Your objective -
Collect every line below that contains the word "Components".

Supplied information -
"""

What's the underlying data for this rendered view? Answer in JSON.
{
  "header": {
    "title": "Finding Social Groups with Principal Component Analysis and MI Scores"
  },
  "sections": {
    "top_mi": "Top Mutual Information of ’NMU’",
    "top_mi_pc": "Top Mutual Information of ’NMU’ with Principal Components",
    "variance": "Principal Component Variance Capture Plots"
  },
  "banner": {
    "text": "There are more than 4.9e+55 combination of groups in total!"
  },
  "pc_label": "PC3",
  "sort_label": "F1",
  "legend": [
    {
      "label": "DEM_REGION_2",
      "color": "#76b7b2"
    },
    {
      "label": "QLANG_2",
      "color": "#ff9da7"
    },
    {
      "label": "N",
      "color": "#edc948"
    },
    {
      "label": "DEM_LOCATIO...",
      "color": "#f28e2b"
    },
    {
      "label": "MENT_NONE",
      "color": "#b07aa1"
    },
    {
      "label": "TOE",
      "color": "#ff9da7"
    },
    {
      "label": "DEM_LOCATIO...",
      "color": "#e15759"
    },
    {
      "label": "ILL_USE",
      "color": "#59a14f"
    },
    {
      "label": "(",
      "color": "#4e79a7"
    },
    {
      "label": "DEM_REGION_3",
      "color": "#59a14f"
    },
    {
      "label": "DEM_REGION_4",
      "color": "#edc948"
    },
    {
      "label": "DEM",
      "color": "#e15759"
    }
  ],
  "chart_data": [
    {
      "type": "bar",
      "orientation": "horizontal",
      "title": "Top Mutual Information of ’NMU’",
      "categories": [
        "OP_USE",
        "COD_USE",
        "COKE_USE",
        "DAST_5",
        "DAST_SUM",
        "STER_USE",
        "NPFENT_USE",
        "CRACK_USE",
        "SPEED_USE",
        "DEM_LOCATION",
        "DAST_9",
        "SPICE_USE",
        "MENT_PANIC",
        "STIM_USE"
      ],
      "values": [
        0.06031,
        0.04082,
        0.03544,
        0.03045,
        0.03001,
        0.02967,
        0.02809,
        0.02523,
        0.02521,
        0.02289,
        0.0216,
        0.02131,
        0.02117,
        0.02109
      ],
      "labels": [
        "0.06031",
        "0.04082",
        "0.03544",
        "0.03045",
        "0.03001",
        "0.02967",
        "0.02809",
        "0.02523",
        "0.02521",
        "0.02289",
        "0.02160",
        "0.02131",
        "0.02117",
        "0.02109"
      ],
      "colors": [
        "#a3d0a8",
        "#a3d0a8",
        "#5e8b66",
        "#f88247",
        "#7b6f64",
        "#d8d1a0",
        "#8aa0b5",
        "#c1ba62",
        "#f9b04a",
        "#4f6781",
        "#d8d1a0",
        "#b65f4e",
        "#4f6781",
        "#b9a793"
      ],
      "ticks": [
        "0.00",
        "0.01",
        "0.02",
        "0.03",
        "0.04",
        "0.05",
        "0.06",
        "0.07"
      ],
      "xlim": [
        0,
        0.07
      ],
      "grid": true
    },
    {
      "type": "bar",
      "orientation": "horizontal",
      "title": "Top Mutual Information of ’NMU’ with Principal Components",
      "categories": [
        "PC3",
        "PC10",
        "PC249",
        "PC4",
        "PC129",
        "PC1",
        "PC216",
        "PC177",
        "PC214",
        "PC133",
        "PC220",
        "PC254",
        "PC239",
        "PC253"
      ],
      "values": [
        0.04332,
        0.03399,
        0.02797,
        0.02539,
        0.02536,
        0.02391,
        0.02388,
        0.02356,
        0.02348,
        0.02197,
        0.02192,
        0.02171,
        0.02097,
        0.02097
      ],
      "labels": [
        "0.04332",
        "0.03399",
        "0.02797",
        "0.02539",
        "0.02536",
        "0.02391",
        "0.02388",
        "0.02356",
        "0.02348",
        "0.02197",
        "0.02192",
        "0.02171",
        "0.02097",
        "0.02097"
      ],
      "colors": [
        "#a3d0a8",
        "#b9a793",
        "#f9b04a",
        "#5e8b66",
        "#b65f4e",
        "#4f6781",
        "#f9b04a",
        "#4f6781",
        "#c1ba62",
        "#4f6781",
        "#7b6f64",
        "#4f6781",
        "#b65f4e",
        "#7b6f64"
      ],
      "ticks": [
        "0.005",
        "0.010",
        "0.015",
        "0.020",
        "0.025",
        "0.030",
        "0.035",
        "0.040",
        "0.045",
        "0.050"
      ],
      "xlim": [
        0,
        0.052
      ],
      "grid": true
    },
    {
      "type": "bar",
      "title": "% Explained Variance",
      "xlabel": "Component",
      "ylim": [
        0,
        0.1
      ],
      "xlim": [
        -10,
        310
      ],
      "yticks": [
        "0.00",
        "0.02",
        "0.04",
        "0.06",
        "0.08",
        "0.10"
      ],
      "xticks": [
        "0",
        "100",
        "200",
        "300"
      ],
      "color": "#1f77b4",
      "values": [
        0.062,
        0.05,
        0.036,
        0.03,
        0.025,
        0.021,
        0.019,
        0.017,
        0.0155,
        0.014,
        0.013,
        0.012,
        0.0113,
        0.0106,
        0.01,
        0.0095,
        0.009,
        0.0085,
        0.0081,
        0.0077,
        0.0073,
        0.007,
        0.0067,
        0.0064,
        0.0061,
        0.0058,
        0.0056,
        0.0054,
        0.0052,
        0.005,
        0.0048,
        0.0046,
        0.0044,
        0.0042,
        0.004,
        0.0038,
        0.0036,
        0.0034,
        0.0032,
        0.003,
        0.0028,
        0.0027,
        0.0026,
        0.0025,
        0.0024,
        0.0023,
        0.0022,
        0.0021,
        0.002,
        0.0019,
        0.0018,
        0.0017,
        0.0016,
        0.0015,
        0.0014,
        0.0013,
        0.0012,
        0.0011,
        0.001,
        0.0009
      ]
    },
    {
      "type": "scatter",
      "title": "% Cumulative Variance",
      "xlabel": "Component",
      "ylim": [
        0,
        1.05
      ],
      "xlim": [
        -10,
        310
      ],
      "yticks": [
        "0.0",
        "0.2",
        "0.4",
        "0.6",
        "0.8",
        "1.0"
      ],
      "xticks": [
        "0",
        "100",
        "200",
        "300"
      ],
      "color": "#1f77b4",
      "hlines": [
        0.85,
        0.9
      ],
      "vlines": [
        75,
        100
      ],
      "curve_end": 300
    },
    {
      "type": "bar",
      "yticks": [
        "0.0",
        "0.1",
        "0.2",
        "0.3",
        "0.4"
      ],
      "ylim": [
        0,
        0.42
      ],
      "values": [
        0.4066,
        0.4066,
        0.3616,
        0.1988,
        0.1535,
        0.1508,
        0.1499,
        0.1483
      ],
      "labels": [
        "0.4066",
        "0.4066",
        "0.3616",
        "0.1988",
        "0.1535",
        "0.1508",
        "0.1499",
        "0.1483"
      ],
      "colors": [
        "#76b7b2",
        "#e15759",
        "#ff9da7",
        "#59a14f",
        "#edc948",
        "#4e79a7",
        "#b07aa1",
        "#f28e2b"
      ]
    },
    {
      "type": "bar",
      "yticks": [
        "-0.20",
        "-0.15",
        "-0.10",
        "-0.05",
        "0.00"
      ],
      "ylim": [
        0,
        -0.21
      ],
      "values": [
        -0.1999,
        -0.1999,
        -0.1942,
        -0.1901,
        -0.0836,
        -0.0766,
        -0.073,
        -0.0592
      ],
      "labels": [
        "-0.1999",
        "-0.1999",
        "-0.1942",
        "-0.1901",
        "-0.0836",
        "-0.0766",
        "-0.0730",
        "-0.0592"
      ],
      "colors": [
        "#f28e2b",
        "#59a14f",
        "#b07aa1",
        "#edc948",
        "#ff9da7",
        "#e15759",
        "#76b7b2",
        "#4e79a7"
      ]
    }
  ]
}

"""

Written answer -
    "top_mi_pc": "Top Mutual Information of ’NMU’ with Principal Components",
      "title": "Top Mutual Information of ’NMU’ with Principal Components",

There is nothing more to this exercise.